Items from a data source

━━━━

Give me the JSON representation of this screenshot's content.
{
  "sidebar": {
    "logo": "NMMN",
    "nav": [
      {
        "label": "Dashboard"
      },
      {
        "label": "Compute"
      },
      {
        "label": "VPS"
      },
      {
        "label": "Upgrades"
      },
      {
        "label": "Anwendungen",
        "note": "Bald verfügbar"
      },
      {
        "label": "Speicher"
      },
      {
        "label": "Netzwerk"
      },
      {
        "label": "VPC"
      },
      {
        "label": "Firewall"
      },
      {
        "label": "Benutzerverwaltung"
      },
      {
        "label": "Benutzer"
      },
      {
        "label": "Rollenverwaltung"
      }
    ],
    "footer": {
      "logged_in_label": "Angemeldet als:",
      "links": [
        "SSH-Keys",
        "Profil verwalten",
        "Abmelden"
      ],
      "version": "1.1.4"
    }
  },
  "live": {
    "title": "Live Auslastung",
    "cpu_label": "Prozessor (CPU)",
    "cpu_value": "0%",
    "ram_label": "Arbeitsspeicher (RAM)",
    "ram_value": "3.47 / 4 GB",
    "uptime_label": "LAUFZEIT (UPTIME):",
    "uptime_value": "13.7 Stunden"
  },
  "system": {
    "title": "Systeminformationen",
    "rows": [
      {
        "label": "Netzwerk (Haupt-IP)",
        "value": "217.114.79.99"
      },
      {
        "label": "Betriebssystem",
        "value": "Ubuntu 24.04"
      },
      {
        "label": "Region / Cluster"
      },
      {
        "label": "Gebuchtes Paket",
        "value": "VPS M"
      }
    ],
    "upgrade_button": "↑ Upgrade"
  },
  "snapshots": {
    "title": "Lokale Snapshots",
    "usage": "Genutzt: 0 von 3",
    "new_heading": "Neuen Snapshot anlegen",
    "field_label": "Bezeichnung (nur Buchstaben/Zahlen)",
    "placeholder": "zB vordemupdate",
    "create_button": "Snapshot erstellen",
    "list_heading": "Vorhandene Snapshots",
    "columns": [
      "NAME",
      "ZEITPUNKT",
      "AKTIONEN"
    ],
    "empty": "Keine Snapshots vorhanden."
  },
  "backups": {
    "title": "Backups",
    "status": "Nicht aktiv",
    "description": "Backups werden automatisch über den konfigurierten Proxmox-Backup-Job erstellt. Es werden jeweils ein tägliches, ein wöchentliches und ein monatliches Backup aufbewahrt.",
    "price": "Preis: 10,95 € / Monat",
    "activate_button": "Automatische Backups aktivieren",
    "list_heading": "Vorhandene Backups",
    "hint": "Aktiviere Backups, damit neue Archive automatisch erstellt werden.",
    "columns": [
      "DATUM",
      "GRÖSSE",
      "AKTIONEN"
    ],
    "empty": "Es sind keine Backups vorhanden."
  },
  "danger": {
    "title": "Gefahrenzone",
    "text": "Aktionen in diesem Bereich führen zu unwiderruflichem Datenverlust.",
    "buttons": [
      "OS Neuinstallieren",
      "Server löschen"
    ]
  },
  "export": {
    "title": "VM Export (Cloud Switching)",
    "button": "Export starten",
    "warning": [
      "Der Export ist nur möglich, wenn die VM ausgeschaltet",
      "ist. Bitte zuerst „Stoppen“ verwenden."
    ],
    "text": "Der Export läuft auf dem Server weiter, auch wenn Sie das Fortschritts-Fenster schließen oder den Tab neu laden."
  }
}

━━━━

Written problem
Reproduce the material above exactly; please quote every line of it.

Solution to this problem
Give me the JSON representation of this screenshot's content.
{
  "sidebar": {
    "logo": "NMMN",
    "nav": [
      {
        "label": "Dashboard"
      },
      {
        "label": "Compute"
      },
      {
        "label": "VPS"
      },
      {
        "label": "Upgrades"
      },
      {
        "label": "Anwendungen",
        "note": "Bald verfügbar"
      },
      {
        "label": "Speicher"
      },
      {
        "label": "Netzwerk"
      },
      {
        "label": "VPC"
      },
      {
        "label": "Firewall"
      },
      {
        "label": "Benutzerverwaltung"
      },
      {
        "label": "Benutzer"
      },
      {
        "label": "Rollenverwaltung"
      }
    ],
    "footer": {
      "logged_in_label": "Angemeldet als:",
      "links": [
        "SSH-Keys",
        "Profil verwalten",
        "Abmelden"
      ],
      "version": "1.1.4"
    }
  },
  "live": {
    "title": "Live Auslastung",
    "cpu_label": "Prozessor (CPU)",
    "cpu_value": "0%",
    "ram_label": "Arbeitsspeicher (RAM)",
    "ram_value": "3.47 / 4 GB",
    "uptime_label": "LAUFZEIT (UPTIME):",
    "uptime_value": "13.7 Stunden"
  },
  "system": {
    "title": "Systeminformationen",
    "rows": [
      {
        "label": "Netzwerk (Haupt-IP)",
        "value": "217.114.79.99"
      },
      {
        "label": "Betriebssystem",
        "value": "Ubuntu 24.04"
      },
      {
        "label": "Region / Cluster"
      },
      {
        "label": "Gebuchtes Paket",
        "value": "VPS M"
      }
    ],
    "upgrade_button": "↑ Upgrade"
  },
  "snapshots": {
    "title": "Lokale Snapshots",
    "usage": "Genutzt: 0 von 3",
    "new_heading": "Neuen Snapshot anlegen",
    "field_label": "Bezeichnung (nur Buchstaben/Zahlen)",
    "placeholder": "zB vordemupdate",
    "create_button": "Snapshot erstellen",
    "list_heading": "Vorhandene Snapshots",
    "columns": [
      "NAME",
      "ZEITPUNKT",
      "AKTIONEN"
    ],
    "empty": "Keine Snapshots vorhanden."
  },
  "backups": {
    "title": "Backups",
    "status": "Nicht aktiv",
    "description": "Backups werden automatisch über den konfigurierten Proxmox-Backup-Job erstellt. Es werden jeweils ein tägliches, ein wöchentliches und ein monatliches Backup aufbewahrt.",
    "price": "Preis: 10,95 € / Monat",
    "activate_button": "Automatische Backups aktivieren",
    "list_heading": "Vorhandene Backups",
    "hint": "Aktiviere Backups, damit neue Archive automatisch erstellt werden.",
    "columns": [
      "DATUM",
      "GRÖSSE",
      "AKTIONEN"
    ],
    "empty": "Es sind keine Backups vorhanden."
  },
  "danger": {
    "title": "Gefahrenzone",
    "text": "Aktionen in diesem Bereich führen zu unwiderruflichem Datenverlust.",
    "buttons": [
      "OS Neuinstallieren",
      "Server löschen"
    ]
  },
  "export": {
    "title": "VM Export (Cloud Switching)",
    "button": "Export starten",
    "warning": [
      "Der Export ist nur möglich, wenn die VM ausgeschaltet",
      "ist. Bitte zuerst „Stoppen“ verwenden."
    ],
    "text": "Der Export läuft auf dem Server weiter, auch wenn Sie das Fortschritts-Fenster schließen oder den Tab neu laden."
  }
}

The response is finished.